*Request*:
Return, word for word, every line that follows.

======== Data shown ========

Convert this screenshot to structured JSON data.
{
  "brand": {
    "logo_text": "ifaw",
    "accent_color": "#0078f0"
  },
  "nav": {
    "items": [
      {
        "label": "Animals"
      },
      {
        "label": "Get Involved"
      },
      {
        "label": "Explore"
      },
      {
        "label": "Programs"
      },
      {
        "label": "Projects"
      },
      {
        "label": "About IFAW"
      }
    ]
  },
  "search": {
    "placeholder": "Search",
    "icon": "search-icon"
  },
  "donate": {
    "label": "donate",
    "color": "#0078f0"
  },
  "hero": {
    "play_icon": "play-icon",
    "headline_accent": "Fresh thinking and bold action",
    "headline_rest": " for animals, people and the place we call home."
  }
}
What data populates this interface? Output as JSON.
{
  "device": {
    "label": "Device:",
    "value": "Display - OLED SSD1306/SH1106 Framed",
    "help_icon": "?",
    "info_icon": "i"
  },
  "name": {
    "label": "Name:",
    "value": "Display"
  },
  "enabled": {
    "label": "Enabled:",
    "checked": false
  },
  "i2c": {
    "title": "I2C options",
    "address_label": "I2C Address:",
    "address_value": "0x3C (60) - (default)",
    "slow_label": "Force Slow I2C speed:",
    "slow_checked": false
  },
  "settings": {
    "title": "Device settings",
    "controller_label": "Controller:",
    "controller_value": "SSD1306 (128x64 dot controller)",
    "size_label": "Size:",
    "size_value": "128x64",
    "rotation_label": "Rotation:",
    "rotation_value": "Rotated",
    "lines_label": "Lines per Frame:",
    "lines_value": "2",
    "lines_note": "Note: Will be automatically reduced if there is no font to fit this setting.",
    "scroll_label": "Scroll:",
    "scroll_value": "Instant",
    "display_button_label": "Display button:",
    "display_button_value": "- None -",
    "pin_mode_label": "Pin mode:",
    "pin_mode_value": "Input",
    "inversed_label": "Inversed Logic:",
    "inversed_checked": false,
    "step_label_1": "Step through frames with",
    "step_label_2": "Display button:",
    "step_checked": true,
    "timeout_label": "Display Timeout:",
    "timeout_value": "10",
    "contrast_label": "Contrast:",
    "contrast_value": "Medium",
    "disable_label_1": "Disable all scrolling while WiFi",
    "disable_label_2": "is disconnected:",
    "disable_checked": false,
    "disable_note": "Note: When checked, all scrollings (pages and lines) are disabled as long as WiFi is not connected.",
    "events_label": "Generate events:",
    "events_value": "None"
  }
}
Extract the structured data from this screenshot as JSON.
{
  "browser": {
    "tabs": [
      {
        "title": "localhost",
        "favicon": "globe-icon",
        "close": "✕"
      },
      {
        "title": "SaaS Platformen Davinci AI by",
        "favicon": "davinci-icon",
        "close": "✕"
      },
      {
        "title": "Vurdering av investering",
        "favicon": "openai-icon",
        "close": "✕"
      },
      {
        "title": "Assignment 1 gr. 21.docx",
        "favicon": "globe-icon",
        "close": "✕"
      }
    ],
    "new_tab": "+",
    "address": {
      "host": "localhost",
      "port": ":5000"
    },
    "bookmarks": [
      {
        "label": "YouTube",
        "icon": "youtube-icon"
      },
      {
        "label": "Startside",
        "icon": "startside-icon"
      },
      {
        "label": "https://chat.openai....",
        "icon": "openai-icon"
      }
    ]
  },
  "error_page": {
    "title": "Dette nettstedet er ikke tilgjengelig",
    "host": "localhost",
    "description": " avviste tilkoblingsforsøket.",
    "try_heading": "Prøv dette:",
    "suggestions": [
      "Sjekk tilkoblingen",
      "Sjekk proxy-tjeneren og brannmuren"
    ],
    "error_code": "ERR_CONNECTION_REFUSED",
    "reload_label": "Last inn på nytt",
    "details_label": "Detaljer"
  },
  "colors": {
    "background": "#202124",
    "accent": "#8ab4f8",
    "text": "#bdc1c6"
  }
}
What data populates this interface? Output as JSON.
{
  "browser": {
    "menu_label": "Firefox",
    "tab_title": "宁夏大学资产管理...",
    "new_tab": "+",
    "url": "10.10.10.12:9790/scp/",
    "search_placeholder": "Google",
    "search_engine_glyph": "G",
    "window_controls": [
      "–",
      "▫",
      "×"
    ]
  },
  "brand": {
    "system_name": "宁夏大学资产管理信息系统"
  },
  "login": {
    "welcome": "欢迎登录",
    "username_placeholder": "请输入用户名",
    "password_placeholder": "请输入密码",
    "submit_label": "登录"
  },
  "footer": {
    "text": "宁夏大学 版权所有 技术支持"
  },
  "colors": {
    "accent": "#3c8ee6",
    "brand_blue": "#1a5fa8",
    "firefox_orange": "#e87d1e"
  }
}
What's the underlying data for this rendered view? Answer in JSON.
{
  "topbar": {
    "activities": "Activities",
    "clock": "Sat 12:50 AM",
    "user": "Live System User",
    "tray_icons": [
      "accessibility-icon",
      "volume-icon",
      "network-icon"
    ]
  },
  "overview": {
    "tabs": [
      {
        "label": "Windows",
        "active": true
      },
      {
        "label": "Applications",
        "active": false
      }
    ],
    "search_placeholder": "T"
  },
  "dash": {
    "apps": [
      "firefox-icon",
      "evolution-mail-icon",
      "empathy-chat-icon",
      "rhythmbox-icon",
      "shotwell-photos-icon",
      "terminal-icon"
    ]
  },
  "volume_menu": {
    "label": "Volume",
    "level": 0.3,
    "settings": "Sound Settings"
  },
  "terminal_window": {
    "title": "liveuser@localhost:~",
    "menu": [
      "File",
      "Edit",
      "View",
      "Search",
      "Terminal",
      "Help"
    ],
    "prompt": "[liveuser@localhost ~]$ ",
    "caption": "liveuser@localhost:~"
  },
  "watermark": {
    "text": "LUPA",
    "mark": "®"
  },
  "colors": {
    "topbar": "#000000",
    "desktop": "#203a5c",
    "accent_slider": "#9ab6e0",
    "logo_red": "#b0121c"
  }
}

========

*Task result*:
Convert this screenshot to structured JSON data.
{
  "brand": {
    "logo_text": "ifaw",
    "accent_color": "#0078f0"
  },
  "nav": {
    "items": [
      {
        "label": "Animals"
      },
      {
        "label": "Get Involved"
      },
      {
        "label": "Explore"
      },
      {
        "label": "Programs"
      },
      {
        "label": "Projects"
      },
      {
        "label": "About IFAW"
      }
    ]
  },
  "search": {
    "placeholder": "Search",
    "icon": "search-icon"
  },
  "donate": {
    "label": "donate",
    "color": "#0078f0"
  },
  "hero": {
    "play_icon": "play-icon",
    "headline_accent": "Fresh thinking and bold action",
    "headline_rest": " for animals, people and the place we call home."
  }
}
What data populates this interface? Output as JSON.
{
  "device": {
    "label": "Device:",
    "value": "Display - OLED SSD1306/SH1106 Framed",
    "help_icon": "?",
    "info_icon": "i"
  },
  "name": {
    "label": "Name:",
    "value": "Display"
  },
  "enabled": {
    "label": "Enabled:",
    "checked": false
  },
  "i2c": {
    "title": "I2C options",
    "address_label": "I2C Address:",
    "address_value": "0x3C (60) - (default)",
    "slow_label": "Force Slow I2C speed:",
    "slow_checked": false
  },
  "settings": {
    "title": "Device settings",
    "controller_label": "Controller:",
    "controller_value": "SSD1306 (128x64 dot controller)",
    "size_label": "Size:",
    "size_value": "128x64",
    "rotation_label": "Rotation:",
    "rotation_value": "Rotated",
    "lines_label": "Lines per Frame:",
    "lines_value": "2",
    "lines_note": "Note: Will be automatically reduced if there is no font to fit this setting.",
    "scroll_label": "Scroll:",
    "scroll_value": "Instant",
    "display_button_label": "Display button:",
    "display_button_value": "- None -",
    "pin_mode_label": "Pin mode:",
    "pin_mode_value": "Input",
    "inversed_label": "Inversed Logic:",
    "inversed_checked": false,
    "step_label_1": "Step through frames with",
    "step_label_2": "Display button:",
    "step_checked": true,
    "timeout_label": "Display Timeout:",
    "timeout_value": "10",
    "contrast_label": "Contrast:",
    "contrast_value": "Medium",
    "disable_label_1": "Disable all scrolling while WiFi",
    "disable_label_2": "is disconnected:",
    "disable_checked": false,
    "disable_note": "Note: When checked, all scrollings (pages and lines) are disabled as long as WiFi is not connected.",
    "events_label": "Generate events:",
    "events_value": "None"
  }
}
Extract the structured data from this screenshot as JSON.
{
  "browser": {
    "tabs": [
      {
        "title": "localhost",
        "favicon": "globe-icon",
        "close": "✕"
      },
      {
        "title": "SaaS Platformen Davinci AI by",
        "favicon": "davinci-icon",
        "close": "✕"
      },
      {
        "title": "Vurdering av investering",
        "favicon": "openai-icon",
        "close": "✕"
      },
      {
        "title": "Assignment 1 gr. 21.docx",
        "favicon": "globe-icon",
        "close": "✕"
      }
    ],
    "new_tab": "+",
    "address": {
      "host": "localhost",
      "port": ":5000"
    },
    "bookmarks": [
      {
        "label": "YouTube",
        "icon": "youtube-icon"
      },
      {
        "label": "Startside",
        "icon": "startside-icon"
      },
      {
        "label": "https://chat.openai....",
        "icon": "openai-icon"
      }
    ]
  },
  "error_page": {
    "title": "Dette nettstedet er ikke tilgjengelig",
    "host": "localhost",
    "description": " avviste tilkoblingsforsøket.",
    "try_heading": "Prøv dette:",
    "suggestions": [
      "Sjekk tilkoblingen",
      "Sjekk proxy-tjeneren og brannmuren"
    ],
    "error_code": "ERR_CONNECTION_REFUSED",
    "reload_label": "Last inn på nytt",
    "details_label": "Detaljer"
  },
  "colors": {
    "background": "#202124",
    "accent": "#8ab4f8",
    "text": "#bdc1c6"
  }
}
What data populates this interface? Output as JSON.
{
  "browser": {
    "menu_label": "Firefox",
    "tab_title": "宁夏大学资产管理...",
    "new_tab": "+",
    "url": "10.10.10.12:9790/scp/",
    "search_placeholder": "Google",
    "search_engine_glyph": "G",
    "window_controls": [
      "–",
      "▫",
      "×"
    ]
  },
  "brand": {
    "system_name": "宁夏大学资产管理信息系统"
  },
  "login": {
    "welcome": "欢迎登录",
    "username_placeholder": "请输入用户名",
    "password_placeholder": "请输入密码",
    "submit_label": "登录"
  },
  "footer": {
    "text": "宁夏大学 版权所有 技术支持"
  },
  "colors": {
    "accent": "#3c8ee6",
    "brand_blue": "#1a5fa8",
    "firefox_orange": "#e87d1e"
  }
}
What's the underlying data for this rendered view? Answer in JSON.
{
  "topbar": {
    "activities": "Activities",
    "clock": "Sat 12:50 AM",
    "user": "Live System User",
    "tray_icons": [
      "accessibility-icon",
      "volume-icon",
      "network-icon"
    ]
  },
  "overview": {
    "tabs": [
      {
        "label": "Windows",
        "active": true
      },
      {
        "label": "Applications",
        "active": false
      }
    ],
    "search_placeholder": "T"
  },
  "dash": {
    "apps": [
      "firefox-icon",
      "evolution-mail-icon",
      "empathy-chat-icon",
      "rhythmbox-icon",
      "shotwell-photos-icon",
      "terminal-icon"
    ]
  },
  "volume_menu": {
    "label": "Volume",
    "level": 0.3,
    "settings": "Sound Settings"
  },
  "terminal_window": {
    "title": "liveuser@localhost:~",
    "menu": [
      "File",
      "Edit",
      "View",
      "Search",
      "Terminal",
      "Help"
    ],
    "prompt": "[liveuser@localhost ~]$ ",
    "caption": "liveuser@localhost:~"
  },
  "watermark": {
    "text": "LUPA",
    "mark": "®"
  },
  "colors": {
    "topbar": "#000000",
    "desktop": "#203a5c",
    "accent_slider": "#9ab6e0",
    "logo_red": "#b0121c"
  }
}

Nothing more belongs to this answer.